┌─ Recorded data
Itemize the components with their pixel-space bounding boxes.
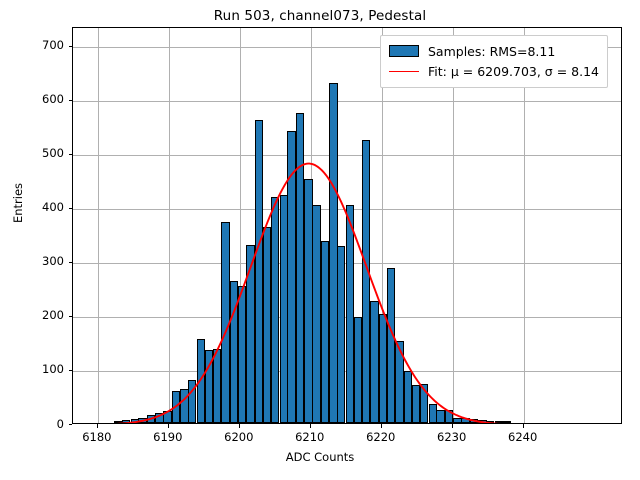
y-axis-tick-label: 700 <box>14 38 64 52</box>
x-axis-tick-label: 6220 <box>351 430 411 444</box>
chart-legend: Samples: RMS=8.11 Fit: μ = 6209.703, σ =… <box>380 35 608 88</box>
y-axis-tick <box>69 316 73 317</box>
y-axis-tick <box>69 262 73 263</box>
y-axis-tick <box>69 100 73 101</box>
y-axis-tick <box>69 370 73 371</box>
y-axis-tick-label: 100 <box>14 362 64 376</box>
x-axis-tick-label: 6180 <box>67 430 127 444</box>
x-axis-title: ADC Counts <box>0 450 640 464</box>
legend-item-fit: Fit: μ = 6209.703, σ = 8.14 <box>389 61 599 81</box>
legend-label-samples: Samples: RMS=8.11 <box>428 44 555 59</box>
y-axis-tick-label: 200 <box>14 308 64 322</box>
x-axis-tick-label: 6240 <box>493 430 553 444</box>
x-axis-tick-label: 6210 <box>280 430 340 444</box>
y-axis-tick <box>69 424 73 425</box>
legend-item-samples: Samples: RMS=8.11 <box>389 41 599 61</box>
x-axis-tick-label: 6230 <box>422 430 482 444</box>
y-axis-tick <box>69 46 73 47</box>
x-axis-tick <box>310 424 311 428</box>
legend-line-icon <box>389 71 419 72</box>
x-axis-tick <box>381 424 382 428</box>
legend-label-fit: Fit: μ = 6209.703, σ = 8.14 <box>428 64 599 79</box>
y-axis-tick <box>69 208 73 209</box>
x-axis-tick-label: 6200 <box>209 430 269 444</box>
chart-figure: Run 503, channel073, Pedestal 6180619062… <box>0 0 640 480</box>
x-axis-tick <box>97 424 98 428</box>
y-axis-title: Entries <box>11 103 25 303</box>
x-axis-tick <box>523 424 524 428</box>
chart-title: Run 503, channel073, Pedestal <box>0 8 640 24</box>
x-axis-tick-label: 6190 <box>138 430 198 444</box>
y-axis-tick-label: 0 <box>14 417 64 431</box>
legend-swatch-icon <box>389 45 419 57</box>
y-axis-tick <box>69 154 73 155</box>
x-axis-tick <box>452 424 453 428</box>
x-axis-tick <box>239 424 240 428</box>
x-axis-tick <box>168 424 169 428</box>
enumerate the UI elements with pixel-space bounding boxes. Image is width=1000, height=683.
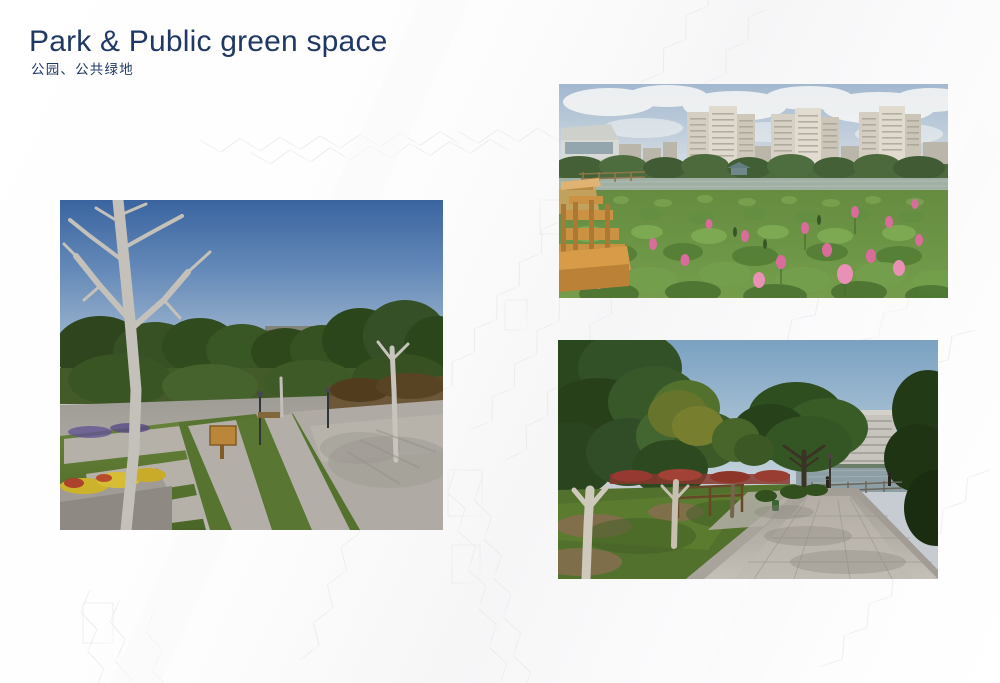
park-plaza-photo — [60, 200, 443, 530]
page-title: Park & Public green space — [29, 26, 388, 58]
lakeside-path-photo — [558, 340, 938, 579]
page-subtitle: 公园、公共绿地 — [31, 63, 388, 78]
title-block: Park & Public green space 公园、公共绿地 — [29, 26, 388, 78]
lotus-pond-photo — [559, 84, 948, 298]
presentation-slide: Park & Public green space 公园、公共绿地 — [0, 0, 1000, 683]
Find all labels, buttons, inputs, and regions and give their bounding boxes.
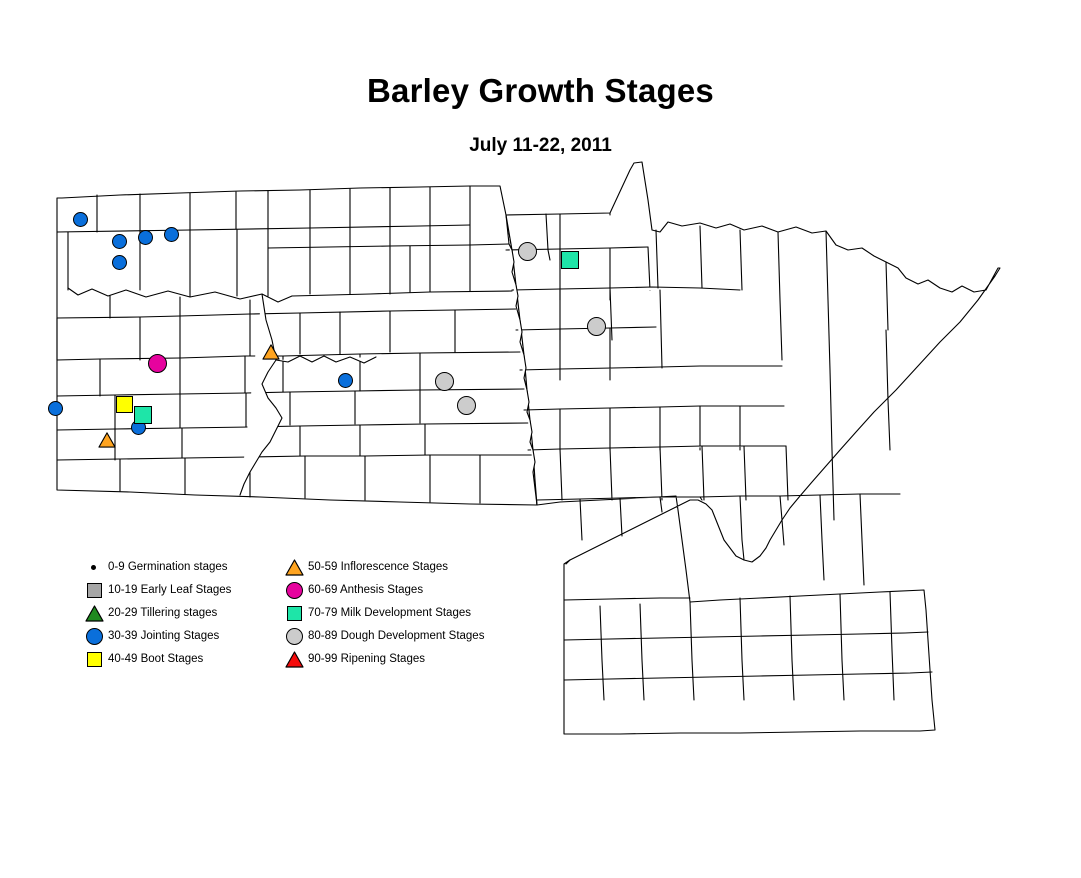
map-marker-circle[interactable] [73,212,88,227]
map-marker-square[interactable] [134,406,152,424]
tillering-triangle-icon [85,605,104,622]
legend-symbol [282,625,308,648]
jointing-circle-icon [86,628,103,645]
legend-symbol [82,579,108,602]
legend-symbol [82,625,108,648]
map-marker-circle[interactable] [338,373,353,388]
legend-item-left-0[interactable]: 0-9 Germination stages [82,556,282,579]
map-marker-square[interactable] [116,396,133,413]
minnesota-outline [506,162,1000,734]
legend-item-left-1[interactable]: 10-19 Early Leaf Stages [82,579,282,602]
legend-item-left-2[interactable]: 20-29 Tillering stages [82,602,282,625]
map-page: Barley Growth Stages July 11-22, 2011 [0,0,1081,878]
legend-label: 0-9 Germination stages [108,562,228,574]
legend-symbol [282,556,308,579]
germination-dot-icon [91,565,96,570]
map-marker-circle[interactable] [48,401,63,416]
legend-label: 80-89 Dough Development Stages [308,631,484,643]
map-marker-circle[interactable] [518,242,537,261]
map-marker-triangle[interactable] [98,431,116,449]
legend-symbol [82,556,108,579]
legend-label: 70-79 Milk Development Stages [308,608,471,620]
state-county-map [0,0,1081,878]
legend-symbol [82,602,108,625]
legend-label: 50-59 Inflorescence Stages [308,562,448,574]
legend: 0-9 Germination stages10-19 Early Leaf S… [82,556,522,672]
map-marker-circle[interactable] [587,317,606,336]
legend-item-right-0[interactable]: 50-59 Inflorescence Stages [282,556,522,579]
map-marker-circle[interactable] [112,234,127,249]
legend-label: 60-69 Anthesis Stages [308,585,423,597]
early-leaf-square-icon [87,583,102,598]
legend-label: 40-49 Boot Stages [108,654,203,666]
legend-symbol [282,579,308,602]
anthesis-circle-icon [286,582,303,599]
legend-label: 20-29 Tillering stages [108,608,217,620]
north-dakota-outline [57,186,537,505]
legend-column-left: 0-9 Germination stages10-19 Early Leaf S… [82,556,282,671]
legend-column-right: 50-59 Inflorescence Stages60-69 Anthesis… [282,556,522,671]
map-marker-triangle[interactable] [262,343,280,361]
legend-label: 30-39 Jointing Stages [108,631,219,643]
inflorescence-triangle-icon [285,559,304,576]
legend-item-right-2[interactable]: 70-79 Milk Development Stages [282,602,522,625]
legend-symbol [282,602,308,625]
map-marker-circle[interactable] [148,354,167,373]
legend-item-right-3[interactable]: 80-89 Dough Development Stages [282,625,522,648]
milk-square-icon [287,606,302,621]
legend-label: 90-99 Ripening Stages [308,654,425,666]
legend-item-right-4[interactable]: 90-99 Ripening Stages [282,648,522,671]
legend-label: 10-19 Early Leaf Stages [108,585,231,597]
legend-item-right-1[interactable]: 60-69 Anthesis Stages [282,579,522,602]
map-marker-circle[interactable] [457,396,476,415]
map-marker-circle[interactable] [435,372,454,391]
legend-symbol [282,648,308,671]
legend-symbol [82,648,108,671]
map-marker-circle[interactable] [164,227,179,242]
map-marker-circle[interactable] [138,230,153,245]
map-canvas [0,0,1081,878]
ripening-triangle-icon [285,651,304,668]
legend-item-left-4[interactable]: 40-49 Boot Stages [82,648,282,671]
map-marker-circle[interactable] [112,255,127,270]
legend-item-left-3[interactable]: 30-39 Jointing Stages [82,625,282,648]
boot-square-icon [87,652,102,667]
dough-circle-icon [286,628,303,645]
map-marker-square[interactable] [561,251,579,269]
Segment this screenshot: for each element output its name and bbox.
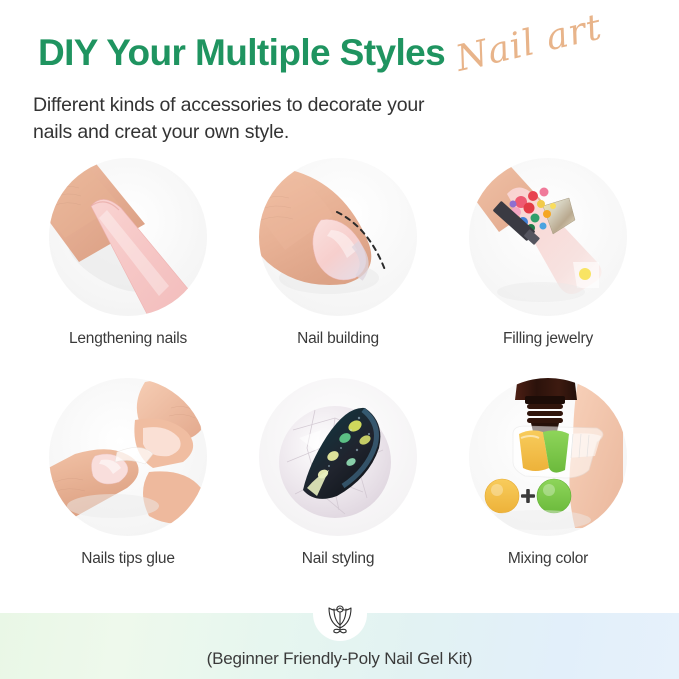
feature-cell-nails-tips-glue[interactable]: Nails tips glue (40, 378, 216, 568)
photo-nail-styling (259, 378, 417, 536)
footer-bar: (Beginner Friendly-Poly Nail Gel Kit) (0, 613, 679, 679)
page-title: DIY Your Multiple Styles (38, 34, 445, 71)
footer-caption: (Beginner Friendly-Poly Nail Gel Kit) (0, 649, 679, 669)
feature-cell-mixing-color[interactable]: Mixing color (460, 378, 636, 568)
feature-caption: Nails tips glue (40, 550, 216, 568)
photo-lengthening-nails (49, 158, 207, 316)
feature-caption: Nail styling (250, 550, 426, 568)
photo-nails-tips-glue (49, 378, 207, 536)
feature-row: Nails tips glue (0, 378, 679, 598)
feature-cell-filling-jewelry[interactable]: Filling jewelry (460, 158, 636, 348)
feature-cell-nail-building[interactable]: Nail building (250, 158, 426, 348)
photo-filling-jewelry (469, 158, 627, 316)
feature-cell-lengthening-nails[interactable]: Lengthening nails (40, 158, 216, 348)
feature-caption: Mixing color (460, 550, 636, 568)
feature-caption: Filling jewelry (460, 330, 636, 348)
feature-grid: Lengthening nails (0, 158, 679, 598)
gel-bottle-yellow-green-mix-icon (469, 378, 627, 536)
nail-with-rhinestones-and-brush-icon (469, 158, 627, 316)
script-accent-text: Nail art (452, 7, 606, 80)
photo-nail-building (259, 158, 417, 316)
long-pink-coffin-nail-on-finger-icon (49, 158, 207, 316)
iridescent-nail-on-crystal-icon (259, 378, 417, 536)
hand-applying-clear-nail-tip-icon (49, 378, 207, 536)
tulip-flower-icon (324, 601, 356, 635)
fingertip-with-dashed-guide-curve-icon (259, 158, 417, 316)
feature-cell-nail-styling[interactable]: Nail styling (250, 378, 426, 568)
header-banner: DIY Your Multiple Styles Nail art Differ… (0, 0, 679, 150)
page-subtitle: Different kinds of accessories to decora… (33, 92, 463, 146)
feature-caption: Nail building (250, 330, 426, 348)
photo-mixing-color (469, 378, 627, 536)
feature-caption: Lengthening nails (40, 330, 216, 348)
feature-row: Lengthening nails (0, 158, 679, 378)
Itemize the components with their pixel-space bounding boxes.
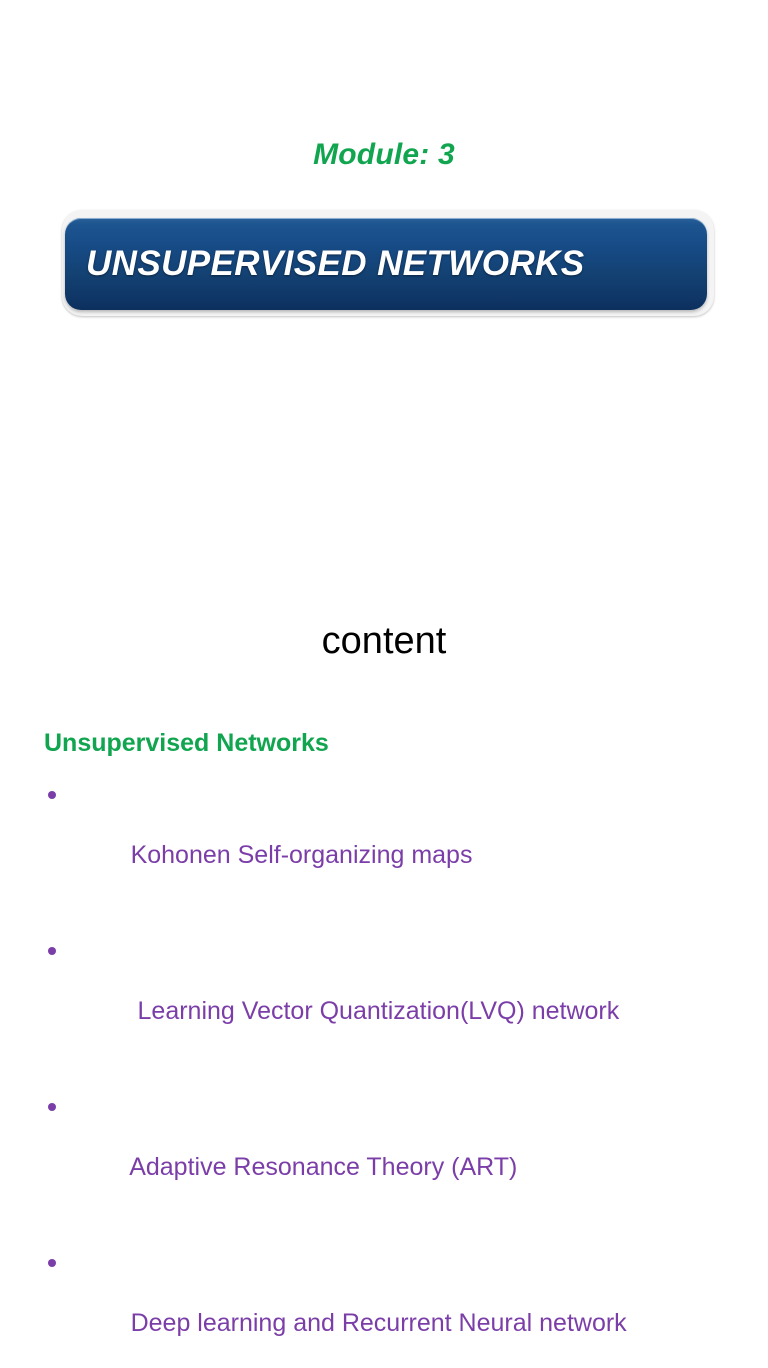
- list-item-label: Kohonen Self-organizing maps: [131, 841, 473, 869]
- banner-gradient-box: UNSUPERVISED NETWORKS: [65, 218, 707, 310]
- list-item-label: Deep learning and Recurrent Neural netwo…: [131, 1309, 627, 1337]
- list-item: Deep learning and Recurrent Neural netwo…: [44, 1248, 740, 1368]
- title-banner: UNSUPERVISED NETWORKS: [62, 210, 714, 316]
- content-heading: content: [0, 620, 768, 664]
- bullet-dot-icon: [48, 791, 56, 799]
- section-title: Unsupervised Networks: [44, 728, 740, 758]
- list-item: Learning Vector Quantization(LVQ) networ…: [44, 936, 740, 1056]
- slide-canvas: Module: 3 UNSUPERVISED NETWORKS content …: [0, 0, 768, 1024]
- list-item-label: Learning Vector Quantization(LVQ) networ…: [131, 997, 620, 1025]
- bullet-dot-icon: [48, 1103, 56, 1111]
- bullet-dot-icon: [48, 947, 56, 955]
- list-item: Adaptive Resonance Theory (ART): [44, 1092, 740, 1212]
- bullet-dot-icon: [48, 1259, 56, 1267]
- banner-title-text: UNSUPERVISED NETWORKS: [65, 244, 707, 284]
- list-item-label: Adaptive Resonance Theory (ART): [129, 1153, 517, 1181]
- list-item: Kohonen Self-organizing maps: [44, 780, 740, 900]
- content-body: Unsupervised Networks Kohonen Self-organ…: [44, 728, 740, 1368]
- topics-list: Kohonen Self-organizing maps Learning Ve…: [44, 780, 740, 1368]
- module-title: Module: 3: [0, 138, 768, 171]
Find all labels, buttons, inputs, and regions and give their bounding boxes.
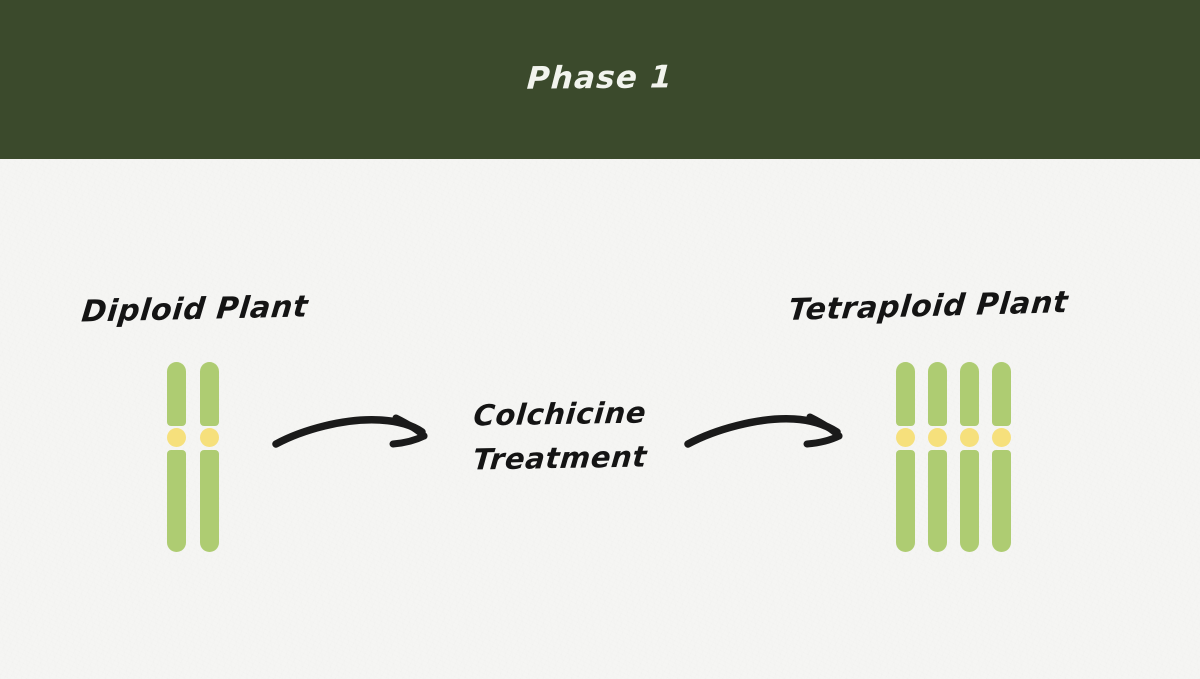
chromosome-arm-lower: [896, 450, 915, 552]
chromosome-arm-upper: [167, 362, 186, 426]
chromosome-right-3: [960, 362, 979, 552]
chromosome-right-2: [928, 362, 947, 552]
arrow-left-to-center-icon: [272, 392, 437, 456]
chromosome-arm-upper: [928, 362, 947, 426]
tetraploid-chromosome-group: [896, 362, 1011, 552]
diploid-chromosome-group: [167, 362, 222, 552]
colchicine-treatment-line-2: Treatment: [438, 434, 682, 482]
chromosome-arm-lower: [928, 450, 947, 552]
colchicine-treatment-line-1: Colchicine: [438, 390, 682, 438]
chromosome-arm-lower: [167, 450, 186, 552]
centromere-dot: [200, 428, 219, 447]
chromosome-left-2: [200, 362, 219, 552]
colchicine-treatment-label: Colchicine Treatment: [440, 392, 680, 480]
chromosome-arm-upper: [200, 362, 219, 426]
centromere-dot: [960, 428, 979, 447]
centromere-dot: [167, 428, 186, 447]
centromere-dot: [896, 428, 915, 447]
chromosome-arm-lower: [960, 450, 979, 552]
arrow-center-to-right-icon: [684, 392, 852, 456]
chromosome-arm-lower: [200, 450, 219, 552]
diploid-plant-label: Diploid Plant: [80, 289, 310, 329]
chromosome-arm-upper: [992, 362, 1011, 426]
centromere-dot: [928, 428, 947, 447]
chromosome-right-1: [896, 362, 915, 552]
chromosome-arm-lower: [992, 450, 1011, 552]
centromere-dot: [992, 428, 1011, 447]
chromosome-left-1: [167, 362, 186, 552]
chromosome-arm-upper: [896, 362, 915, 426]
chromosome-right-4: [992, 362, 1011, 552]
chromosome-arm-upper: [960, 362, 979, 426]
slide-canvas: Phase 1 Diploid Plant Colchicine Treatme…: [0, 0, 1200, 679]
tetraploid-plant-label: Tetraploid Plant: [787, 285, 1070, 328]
└─
▶ **What you need to do**:
Please rewrite the items from the line with "y-axis-tick-label: 700 <box>14 38 64 52</box>" up to and including the line with "x-axis-tick <box>381 424 382 428</box>", replacing "legend" with "key" and leaving everything else unchanged.

▶ **Written reply**:
y-axis-tick-label: 700 <box>14 38 64 52</box>
x-axis-tick-label: 6220 <box>351 430 411 444</box>
chart-key: Samples: RMS=8.11 Fit: μ = 6209.703, σ =… <box>380 35 608 88</box>
y-axis-tick <box>69 316 73 317</box>
y-axis-tick <box>69 262 73 263</box>
y-axis-tick <box>69 100 73 101</box>
y-axis-tick <box>69 370 73 371</box>
y-axis-tick-label: 100 <box>14 362 64 376</box>
x-axis-tick-label: 6180 <box>67 430 127 444</box>
x-axis-title: ADC Counts <box>0 450 640 464</box>
key-item-fit: Fit: μ = 6209.703, σ = 8.14 <box>389 61 599 81</box>
key-label-samples: Samples: RMS=8.11 <box>428 44 555 59</box>
y-axis-tick-label: 200 <box>14 308 64 322</box>
x-axis-tick-label: 6240 <box>493 430 553 444</box>
x-axis-tick-label: 6210 <box>280 430 340 444</box>
y-axis-tick <box>69 424 73 425</box>
key-item-samples: Samples: RMS=8.11 <box>389 41 599 61</box>
x-axis-tick-label: 6230 <box>422 430 482 444</box>
y-axis-tick <box>69 46 73 47</box>
x-axis-tick <box>310 424 311 428</box>
key-line-icon <box>389 71 419 72</box>
x-axis-tick <box>381 424 382 428</box>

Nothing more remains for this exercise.